§ THE PROBLEM:
Count every line that includes the string "RACE" in the entries that follow. Nothing besides the number is needed.
# start of GIVEN ENTRIES
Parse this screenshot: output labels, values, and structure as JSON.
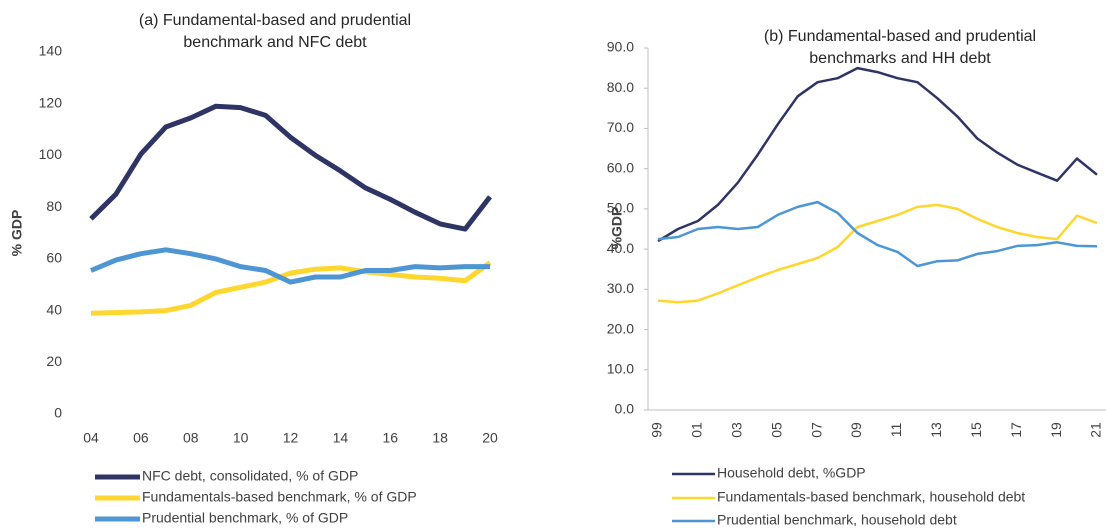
{
  "chart_data": [
    {
      "type": "line",
      "title": "(a) Fundamental-based and prudential benchmark and NFC debt",
      "ylabel": "% GDP",
      "categories": [
        "04",
        null,
        "06",
        null,
        "08",
        null,
        "10",
        null,
        "12",
        null,
        "14",
        null,
        "16",
        null,
        "18",
        null,
        "20"
      ],
      "ylim": [
        0,
        140
      ],
      "yticks": [
        0,
        20,
        40,
        60,
        80,
        100,
        120,
        140
      ],
      "series": [
        {
          "name": "NFC debt, consolidated,  % of GDP",
          "color": "#2e3565",
          "values": [
            75.5,
            85,
            100.5,
            111,
            114.5,
            119,
            118.5,
            115.5,
            107,
            100,
            94,
            87.5,
            83,
            78,
            73.5,
            71.5,
            84
          ]
        },
        {
          "name": "Fundamentals-based benchmark, % of GDP",
          "color": "#fdd72f",
          "values": [
            39,
            39.2,
            39.5,
            40,
            42,
            47,
            49,
            51,
            54.5,
            56,
            56.5,
            55,
            54,
            53,
            52.5,
            51.5,
            58.5
          ]
        },
        {
          "name": "Prudential benchmark, % of GDP",
          "color": "#4e95d4",
          "values": [
            55.5,
            59.5,
            62,
            63.5,
            62,
            60,
            57,
            55.5,
            51,
            53,
            53,
            55.5,
            55.5,
            57,
            56.5,
            57,
            57
          ]
        }
      ]
    },
    {
      "type": "line",
      "title": "(b) Fundamental-based and prudential benchmarks and HH debt",
      "ylabel": "%GDP",
      "categories": [
        "99",
        null,
        "01",
        null,
        "03",
        null,
        "05",
        null,
        "07",
        null,
        "09",
        null,
        "11",
        null,
        "13",
        null,
        "15",
        null,
        "17",
        null,
        "19",
        null,
        "21"
      ],
      "ylim": [
        0,
        90
      ],
      "yticks": [
        {
          "value": 0,
          "label": "0.0"
        },
        {
          "value": 10,
          "label": "10.0"
        },
        {
          "value": 20,
          "label": "20.0"
        },
        {
          "value": 30,
          "label": "30.0"
        },
        {
          "value": 40,
          "label": "40.0"
        },
        {
          "value": 50,
          "label": "50.0"
        },
        {
          "value": 60,
          "label": "60.0"
        },
        {
          "value": 70,
          "label": "70.0"
        },
        {
          "value": 80,
          "label": "80.0"
        },
        {
          "value": 90,
          "label": "90.0"
        }
      ],
      "series": [
        {
          "name": "Household debt, %GDP",
          "color": "#2e3565",
          "values": [
            42,
            45,
            47,
            51,
            56.5,
            63.5,
            71,
            78,
            81.5,
            82.5,
            85,
            84,
            82.5,
            81.5,
            77.5,
            73,
            67.5,
            64,
            61,
            59,
            57,
            62.5,
            58.5
          ]
        },
        {
          "name": "Fundamentals-based benchmark, household debt",
          "color": "#fdd72f",
          "values": [
            27.2,
            26.8,
            27.2,
            29,
            31,
            33,
            34.8,
            36.3,
            37.8,
            40.5,
            45.5,
            47,
            48.5,
            50.5,
            51,
            50,
            47.5,
            45.5,
            44,
            43,
            42.5,
            48.3,
            46.5
          ]
        },
        {
          "name": "Prudential benchmark, household debt",
          "color": "#4e95d4",
          "values": [
            42.5,
            43,
            45,
            45.5,
            45,
            45.5,
            48.5,
            50.5,
            51.7,
            49,
            44,
            41,
            39.3,
            35.8,
            37,
            37.2,
            38.8,
            39.5,
            40.8,
            41,
            41.7,
            40.8,
            40.7
          ]
        }
      ]
    }
  ]
}
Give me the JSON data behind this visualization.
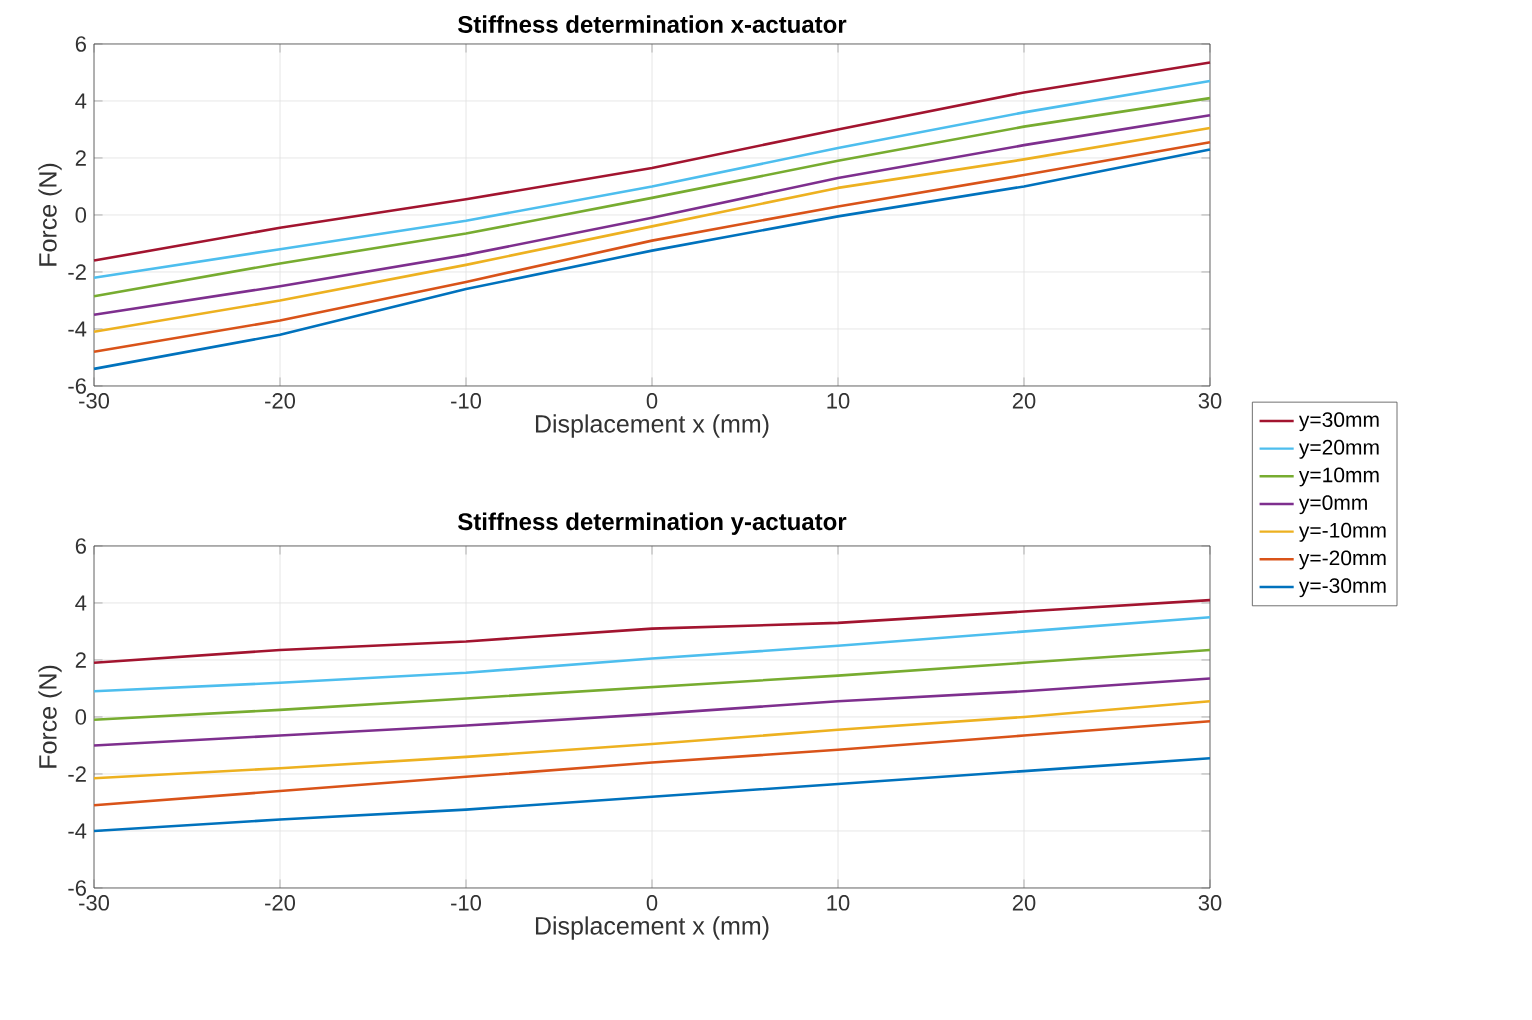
{
  "chart_data": [
    {
      "type": "line",
      "title": "Stiffness determination x-actuator",
      "xlabel": "Displacement x (mm)",
      "ylabel": "Force (N)",
      "x": [
        -30,
        -20,
        -10,
        0,
        10,
        20,
        30
      ],
      "xlim": [
        -30,
        30
      ],
      "xticks": [
        -30,
        -20,
        -10,
        0,
        10,
        20,
        30
      ],
      "ylim": [
        -6,
        6
      ],
      "yticks": [
        -6,
        -4,
        -2,
        0,
        2,
        4,
        6
      ],
      "grid": true,
      "legend": "right",
      "marker": "none",
      "line_style": "solid",
      "series": [
        {
          "name": "y=30mm",
          "color": "#a2142f",
          "values": [
            -1.6,
            -0.45,
            0.55,
            1.65,
            3.0,
            4.3,
            5.35
          ]
        },
        {
          "name": "y=20mm",
          "color": "#4dbeee",
          "values": [
            -2.2,
            -1.2,
            -0.2,
            1.0,
            2.35,
            3.6,
            4.7
          ]
        },
        {
          "name": "y=10mm",
          "color": "#77ac30",
          "values": [
            -2.85,
            -1.7,
            -0.65,
            0.6,
            1.9,
            3.1,
            4.1
          ]
        },
        {
          "name": "y=0mm",
          "color": "#7e2f8e",
          "values": [
            -3.5,
            -2.5,
            -1.4,
            -0.1,
            1.3,
            2.45,
            3.5
          ]
        },
        {
          "name": "y=-10mm",
          "color": "#edb120",
          "values": [
            -4.1,
            -3.0,
            -1.75,
            -0.4,
            0.95,
            1.95,
            3.05
          ]
        },
        {
          "name": "y=-20mm",
          "color": "#d95319",
          "values": [
            -4.8,
            -3.7,
            -2.35,
            -0.9,
            0.3,
            1.4,
            2.55
          ]
        },
        {
          "name": "y=-30mm",
          "color": "#0072bd",
          "values": [
            -5.4,
            -4.2,
            -2.6,
            -1.25,
            -0.05,
            1.0,
            2.3
          ]
        }
      ]
    },
    {
      "type": "line",
      "title": "Stiffness determination y-actuator",
      "xlabel": "Displacement x (mm)",
      "ylabel": "Force (N)",
      "x": [
        -30,
        -20,
        -10,
        0,
        10,
        20,
        30
      ],
      "xlim": [
        -30,
        30
      ],
      "xticks": [
        -30,
        -20,
        -10,
        0,
        10,
        20,
        30
      ],
      "ylim": [
        -6,
        6
      ],
      "yticks": [
        -6,
        -4,
        -2,
        0,
        2,
        4,
        6
      ],
      "grid": true,
      "marker": "none",
      "line_style": "solid",
      "series": [
        {
          "color": "#a2142f",
          "values": [
            1.9,
            2.35,
            2.65,
            3.1,
            3.3,
            3.7,
            4.1
          ]
        },
        {
          "color": "#4dbeee",
          "values": [
            0.9,
            1.2,
            1.55,
            2.05,
            2.5,
            3.0,
            3.5
          ]
        },
        {
          "color": "#77ac30",
          "values": [
            -0.1,
            0.25,
            0.65,
            1.05,
            1.45,
            1.9,
            2.35
          ]
        },
        {
          "color": "#7e2f8e",
          "values": [
            -1.0,
            -0.65,
            -0.3,
            0.1,
            0.55,
            0.9,
            1.35
          ]
        },
        {
          "color": "#edb120",
          "values": [
            -2.15,
            -1.8,
            -1.4,
            -0.95,
            -0.45,
            0.0,
            0.55
          ]
        },
        {
          "color": "#d95319",
          "values": [
            -3.1,
            -2.6,
            -2.1,
            -1.6,
            -1.15,
            -0.65,
            -0.15
          ]
        },
        {
          "color": "#0072bd",
          "values": [
            -4.0,
            -3.6,
            -3.25,
            -2.8,
            -2.35,
            -1.9,
            -1.45
          ]
        }
      ]
    }
  ]
}
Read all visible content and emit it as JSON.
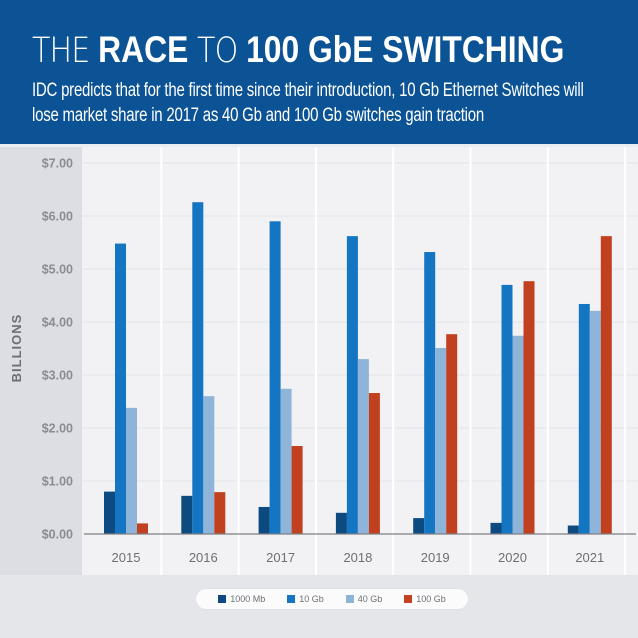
{
  "header": {
    "title_parts": [
      {
        "text": "THE ",
        "weight": "light"
      },
      {
        "text": "RACE",
        "weight": "bold"
      },
      {
        "text": " TO ",
        "weight": "light"
      },
      {
        "text": "100 GbE SWITCHING",
        "weight": "bold"
      }
    ],
    "subtitle": "IDC predicts that for the first time since their introduction, 10 Gb Ethernet Switches will lose market share in 2017 as 40 Gb and 100 Gb switches gain traction"
  },
  "chart_data": {
    "type": "bar",
    "title": "THE RACE TO 100 GbE SWITCHING",
    "subtitle": "IDC predicts that for the first time since their introduction, 10 Gb Ethernet Switches will lose market share in 2017 as 40 Gb and 100 Gb switches gain traction",
    "xlabel": "",
    "ylabel": "BILLIONS",
    "ylim": [
      0,
      7
    ],
    "yticks": [
      0,
      1,
      2,
      3,
      4,
      5,
      6,
      7
    ],
    "ytick_labels": [
      "$0.00",
      "$1.00",
      "$2.00",
      "$3.00",
      "$4.00",
      "$5.00",
      "$6.00",
      "$7.00"
    ],
    "grid": true,
    "legend_position": "bottom-center",
    "categories": [
      "2015",
      "2016",
      "2017",
      "2018",
      "2019",
      "2020",
      "2021"
    ],
    "series": [
      {
        "name": "1000 Mb",
        "color": "#0d4a80",
        "values": [
          0.8,
          0.72,
          0.51,
          0.4,
          0.3,
          0.21,
          0.16
        ]
      },
      {
        "name": "10 Gb",
        "color": "#1475c2",
        "values": [
          5.48,
          6.26,
          5.9,
          5.62,
          5.32,
          4.7,
          4.34
        ]
      },
      {
        "name": "40 Gb",
        "color": "#8fb4d9",
        "values": [
          2.38,
          2.6,
          2.74,
          3.3,
          3.51,
          3.74,
          4.21
        ]
      },
      {
        "name": "100 Gb",
        "color": "#c0401f",
        "values": [
          0.2,
          0.79,
          1.66,
          2.66,
          3.77,
          4.77,
          5.62
        ]
      }
    ]
  }
}
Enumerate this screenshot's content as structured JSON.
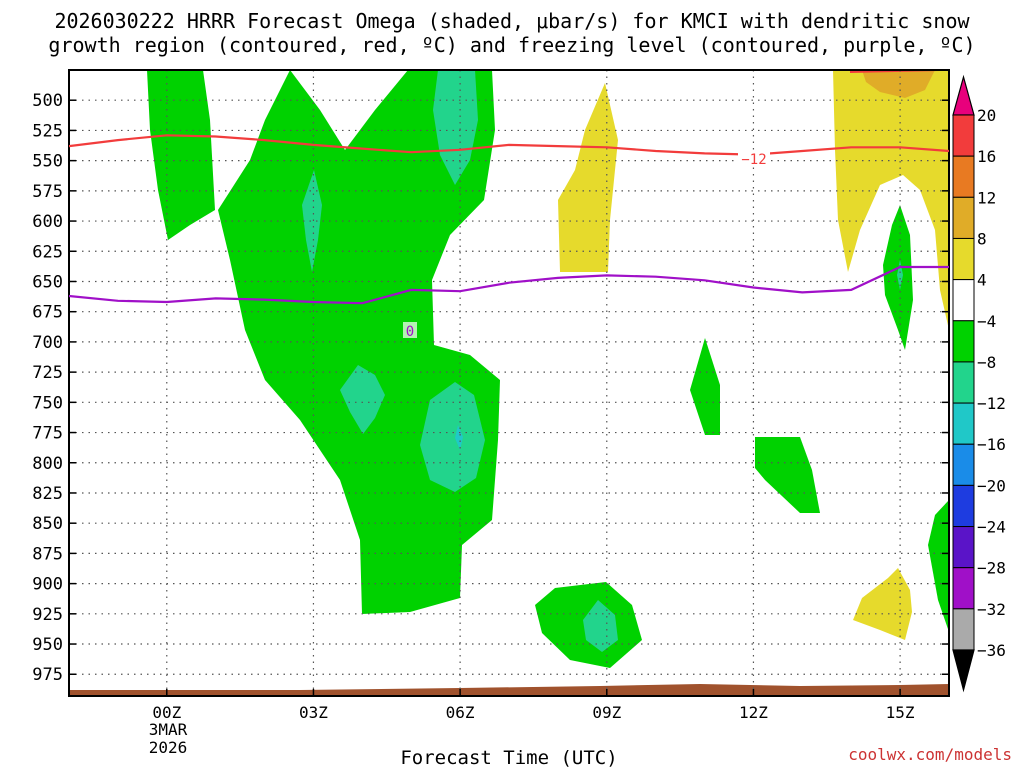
{
  "chart_data": {
    "type": "heatmap",
    "title_line1": "2026030222 HRRR Forecast Omega (shaded, μbar/s) for KMCI with dendritic snow",
    "title_line2": "growth region (contoured, red, ºC) and freezing level (contoured, purple, ºC)",
    "xlabel": "Forecast Time (UTC)",
    "x_ticks": [
      "00Z",
      "03Z",
      "06Z",
      "09Z",
      "12Z",
      "15Z"
    ],
    "x_tick_hours": [
      0,
      3,
      6,
      9,
      12,
      15
    ],
    "xlim_hours": [
      -2,
      16
    ],
    "date_label_line1": "3MAR",
    "date_label_line2": "2026",
    "y_ticks": [
      500,
      525,
      550,
      575,
      600,
      625,
      650,
      675,
      700,
      725,
      750,
      775,
      800,
      825,
      850,
      875,
      900,
      925,
      950,
      975
    ],
    "ylim": [
      475,
      993
    ],
    "y_scale": "reversed (pressure, hPa)",
    "grid": true,
    "colorbar": {
      "labels": [
        "20",
        "16",
        "12",
        "8",
        "4",
        "−4",
        "−8",
        "−12",
        "−16",
        "−20",
        "−24",
        "−28",
        "−32",
        "−36"
      ],
      "colors": [
        "#e8007c",
        "#f23c3c",
        "#e87a22",
        "#e0ac28",
        "#e6da2c",
        "#ffffff",
        "#00d200",
        "#22d48c",
        "#20c8c8",
        "#1a8ce8",
        "#1e3ce0",
        "#5a14c8",
        "#a010c8",
        "#aaaaaa",
        "#000000"
      ]
    },
    "contour_labels": {
      "dgz": "−12",
      "freezing": "0"
    },
    "series": [
      {
        "name": "−12",
        "points": [
          [
            -2,
            538
          ],
          [
            -1,
            533
          ],
          [
            0,
            529
          ],
          [
            1,
            530
          ],
          [
            2,
            533
          ],
          [
            3,
            537
          ],
          [
            4,
            540
          ],
          [
            5,
            543
          ],
          [
            6,
            541
          ],
          [
            7,
            537
          ],
          [
            8,
            538
          ],
          [
            9,
            539
          ],
          [
            10,
            542
          ],
          [
            11,
            544
          ],
          [
            12,
            545
          ],
          [
            13,
            542
          ],
          [
            14,
            539
          ],
          [
            15,
            539
          ],
          [
            16,
            542
          ]
        ]
      },
      {
        "name": "0",
        "points": [
          [
            -2,
            662
          ],
          [
            -1,
            666
          ],
          [
            0,
            667
          ],
          [
            1,
            664
          ],
          [
            2,
            665
          ],
          [
            3,
            667
          ],
          [
            4,
            668
          ],
          [
            5,
            657
          ],
          [
            6,
            658
          ],
          [
            7,
            651
          ],
          [
            8,
            647
          ],
          [
            9,
            645
          ],
          [
            10,
            646
          ],
          [
            11,
            649
          ],
          [
            12,
            655
          ],
          [
            13,
            659
          ],
          [
            14,
            657
          ],
          [
            15,
            638
          ],
          [
            16,
            638
          ]
        ]
      }
    ],
    "watermark": "coolwx.com/models"
  }
}
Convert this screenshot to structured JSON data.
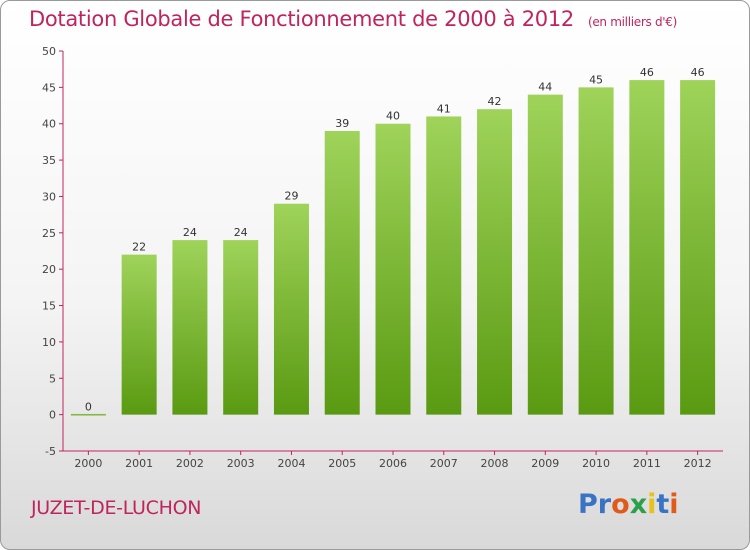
{
  "header": {
    "title": "Dotation Globale de Fonctionnement de 2000 à 2012",
    "subtitle": "(en milliers d'€)"
  },
  "footer": {
    "commune": "JUZET-DE-LUCHON",
    "logo_text": "Proxiti"
  },
  "colors": {
    "title": "#c0245c",
    "bar_top": "#9fd35a",
    "bar_bottom": "#5a9a12",
    "axis": "#c0245c",
    "logo": [
      "#3b73c4",
      "#3b73c4",
      "#e05a1a",
      "#2aa04a",
      "#e7c21a",
      "#3b73c4",
      "#e05a1a"
    ]
  },
  "chart_data": {
    "type": "bar",
    "categories": [
      "2000",
      "2001",
      "2002",
      "2003",
      "2004",
      "2005",
      "2006",
      "2007",
      "2008",
      "2009",
      "2010",
      "2011",
      "2012"
    ],
    "values": [
      0,
      22,
      24,
      24,
      29,
      39,
      40,
      41,
      42,
      44,
      45,
      46,
      46
    ],
    "title": "Dotation Globale de Fonctionnement de 2000 à 2012",
    "subtitle": "(en milliers d'€)",
    "xlabel": "",
    "ylabel": "",
    "ylim": [
      -5,
      50
    ],
    "yticks": [
      -5,
      0,
      5,
      10,
      15,
      20,
      25,
      30,
      35,
      40,
      45,
      50
    ],
    "grid": false,
    "legend": "none"
  }
}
# end of GIVEN ENTRIES
§ REPLY:
2